**Goal of the exercise:** Below are some entries; can you quote all of them exactly?

**Data for this exercise:**

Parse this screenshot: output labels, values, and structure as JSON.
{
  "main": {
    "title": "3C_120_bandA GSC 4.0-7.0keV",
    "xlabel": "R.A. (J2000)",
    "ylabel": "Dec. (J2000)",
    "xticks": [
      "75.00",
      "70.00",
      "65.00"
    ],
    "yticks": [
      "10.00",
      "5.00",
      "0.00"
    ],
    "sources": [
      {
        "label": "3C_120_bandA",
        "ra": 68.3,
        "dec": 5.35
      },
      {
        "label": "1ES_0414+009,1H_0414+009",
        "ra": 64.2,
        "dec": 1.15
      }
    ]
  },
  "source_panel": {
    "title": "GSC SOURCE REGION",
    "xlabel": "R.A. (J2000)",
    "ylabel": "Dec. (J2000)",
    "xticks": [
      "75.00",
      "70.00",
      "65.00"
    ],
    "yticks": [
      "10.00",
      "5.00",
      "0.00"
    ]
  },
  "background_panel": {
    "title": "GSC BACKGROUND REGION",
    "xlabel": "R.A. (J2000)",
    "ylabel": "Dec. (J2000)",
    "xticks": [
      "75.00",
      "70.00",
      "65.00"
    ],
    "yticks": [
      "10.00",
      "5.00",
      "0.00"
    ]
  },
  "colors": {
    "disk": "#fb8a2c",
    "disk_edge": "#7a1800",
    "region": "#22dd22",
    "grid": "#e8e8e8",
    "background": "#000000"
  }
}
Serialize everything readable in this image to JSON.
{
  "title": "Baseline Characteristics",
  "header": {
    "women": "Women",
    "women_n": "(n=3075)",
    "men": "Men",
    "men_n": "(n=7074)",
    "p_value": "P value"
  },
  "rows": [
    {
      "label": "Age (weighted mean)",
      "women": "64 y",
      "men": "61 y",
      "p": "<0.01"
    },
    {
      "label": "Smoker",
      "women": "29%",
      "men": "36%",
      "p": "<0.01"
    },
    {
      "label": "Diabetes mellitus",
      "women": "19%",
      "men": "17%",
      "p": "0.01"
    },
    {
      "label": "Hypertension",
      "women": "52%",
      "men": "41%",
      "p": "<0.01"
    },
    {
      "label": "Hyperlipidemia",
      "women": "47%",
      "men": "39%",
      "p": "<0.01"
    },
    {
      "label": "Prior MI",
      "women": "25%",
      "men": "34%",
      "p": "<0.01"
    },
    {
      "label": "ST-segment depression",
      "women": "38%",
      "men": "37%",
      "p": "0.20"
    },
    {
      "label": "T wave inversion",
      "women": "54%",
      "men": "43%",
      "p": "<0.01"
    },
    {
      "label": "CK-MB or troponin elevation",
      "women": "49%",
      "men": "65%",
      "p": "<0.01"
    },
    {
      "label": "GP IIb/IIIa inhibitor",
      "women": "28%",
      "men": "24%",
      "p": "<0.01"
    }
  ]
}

**Task solution:**
Parse this screenshot: output labels, values, and structure as JSON.
{
  "main": {
    "title": "3C_120_bandA GSC 4.0-7.0keV",
    "xlabel": "R.A. (J2000)",
    "ylabel": "Dec. (J2000)",
    "xticks": [
      "75.00",
      "70.00",
      "65.00"
    ],
    "yticks": [
      "10.00",
      "5.00",
      "0.00"
    ],
    "sources": [
      {
        "label": "3C_120_bandA",
        "ra": 68.3,
        "dec": 5.35
      },
      {
        "label": "1ES_0414+009,1H_0414+009",
        "ra": 64.2,
        "dec": 1.15
      }
    ]
  },
  "source_panel": {
    "title": "GSC SOURCE REGION",
    "xlabel": "R.A. (J2000)",
    "ylabel": "Dec. (J2000)",
    "xticks": [
      "75.00",
      "70.00",
      "65.00"
    ],
    "yticks": [
      "10.00",
      "5.00",
      "0.00"
    ]
  },
  "background_panel": {
    "title": "GSC BACKGROUND REGION",
    "xlabel": "R.A. (J2000)",
    "ylabel": "Dec. (J2000)",
    "xticks": [
      "75.00",
      "70.00",
      "65.00"
    ],
    "yticks": [
      "10.00",
      "5.00",
      "0.00"
    ]
  },
  "colors": {
    "disk": "#fb8a2c",
    "disk_edge": "#7a1800",
    "region": "#22dd22",
    "grid": "#e8e8e8",
    "background": "#000000"
  }
}
Serialize everything readable in this image to JSON.
{
  "title": "Baseline Characteristics",
  "header": {
    "women": "Women",
    "women_n": "(n=3075)",
    "men": "Men",
    "men_n": "(n=7074)",
    "p_value": "P value"
  },
  "rows": [
    {
      "label": "Age (weighted mean)",
      "women": "64 y",
      "men": "61 y",
      "p": "<0.01"
    },
    {
      "label": "Smoker",
      "women": "29%",
      "men": "36%",
      "p": "<0.01"
    },
    {
      "label": "Diabetes mellitus",
      "women": "19%",
      "men": "17%",
      "p": "0.01"
    },
    {
      "label": "Hypertension",
      "women": "52%",
      "men": "41%",
      "p": "<0.01"
    },
    {
      "label": "Hyperlipidemia",
      "women": "47%",
      "men": "39%",
      "p": "<0.01"
    },
    {
      "label": "Prior MI",
      "women": "25%",
      "men": "34%",
      "p": "<0.01"
    },
    {
      "label": "ST-segment depression",
      "women": "38%",
      "men": "37%",
      "p": "0.20"
    },
    {
      "label": "T wave inversion",
      "women": "54%",
      "men": "43%",
      "p": "<0.01"
    },
    {
      "label": "CK-MB or troponin elevation",
      "women": "49%",
      "men": "65%",
      "p": "<0.01"
    },
    {
      "label": "GP IIb/IIIa inhibitor",
      "women": "28%",
      "men": "24%",
      "p": "<0.01"
    }
  ]
}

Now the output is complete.